_EXERCISE BRIEF:_
Can you write out the whole listing exactly?

Dataset items
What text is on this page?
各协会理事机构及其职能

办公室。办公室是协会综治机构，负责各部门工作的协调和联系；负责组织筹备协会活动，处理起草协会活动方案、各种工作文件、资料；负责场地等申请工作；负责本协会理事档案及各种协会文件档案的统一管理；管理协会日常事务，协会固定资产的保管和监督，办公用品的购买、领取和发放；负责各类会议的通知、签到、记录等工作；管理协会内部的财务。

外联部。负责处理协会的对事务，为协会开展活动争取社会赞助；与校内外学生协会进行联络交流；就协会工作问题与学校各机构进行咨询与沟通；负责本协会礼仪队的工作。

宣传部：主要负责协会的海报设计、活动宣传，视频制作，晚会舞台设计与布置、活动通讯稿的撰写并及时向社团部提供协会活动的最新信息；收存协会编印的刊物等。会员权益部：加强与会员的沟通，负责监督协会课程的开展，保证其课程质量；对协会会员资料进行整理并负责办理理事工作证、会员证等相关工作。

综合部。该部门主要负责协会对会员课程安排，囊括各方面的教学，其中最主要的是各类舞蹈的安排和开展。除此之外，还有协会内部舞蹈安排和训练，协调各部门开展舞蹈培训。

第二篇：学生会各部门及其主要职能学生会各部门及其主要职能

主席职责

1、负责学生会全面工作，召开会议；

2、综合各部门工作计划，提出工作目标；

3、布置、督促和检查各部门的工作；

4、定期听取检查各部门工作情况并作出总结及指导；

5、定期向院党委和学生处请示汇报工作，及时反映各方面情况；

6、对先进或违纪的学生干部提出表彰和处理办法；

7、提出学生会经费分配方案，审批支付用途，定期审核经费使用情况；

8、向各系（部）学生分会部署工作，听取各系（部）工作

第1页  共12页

_RESULT FOR THIS TASK:_
What text is on this page?
各协会理事机构及其职能

办公室。办公室是协会综治机构，负责各部门工作的协调和联系；负责组织筹备协会活动，处理起草协会活动方案、各种工作文件、资料；负责场地等申请工作；负责本协会理事档案及各种协会文件档案的统一管理；管理协会日常事务，协会固定资产的保管和监督，办公用品的购买、领取和发放；负责各类会议的通知、签到、记录等工作；管理协会内部的财务。

外联部。负责处理协会的对事务，为协会开展活动争取社会赞助；与校内外学生协会进行联络交流；就协会工作问题与学校各机构进行咨询与沟通；负责本协会礼仪队的工作。

宣传部：主要负责协会的海报设计、活动宣传，视频制作，晚会舞台设计与布置、活动通讯稿的撰写并及时向社团部提供协会活动的最新信息；收存协会编印的刊物等。会员权益部：加强与会员的沟通，负责监督协会课程的开展，保证其课程质量；对协会会员资料进行整理并负责办理理事工作证、会员证等相关工作。

综合部。该部门主要负责协会对会员课程安排，囊括各方面的教学，其中最主要的是各类舞蹈的安排和开展。除此之外，还有协会内部舞蹈安排和训练，协调各部门开展舞蹈培训。

第二篇：学生会各部门及其主要职能学生会各部门及其主要职能

主席职责

1、负责学生会全面工作，召开会议；

2、综合各部门工作计划，提出工作目标；

3、布置、督促和检查各部门的工作；

4、定期听取检查各部门工作情况并作出总结及指导；

5、定期向院党委和学生处请示汇报工作，及时反映各方面情况；

6、对先进或违纪的学生干部提出表彰和处理办法；

7、提出学生会经费分配方案，审批支付用途，定期审核经费使用情况；

8、向各系（部）学生分会部署工作，听取各系（部）工作

第1页  共12页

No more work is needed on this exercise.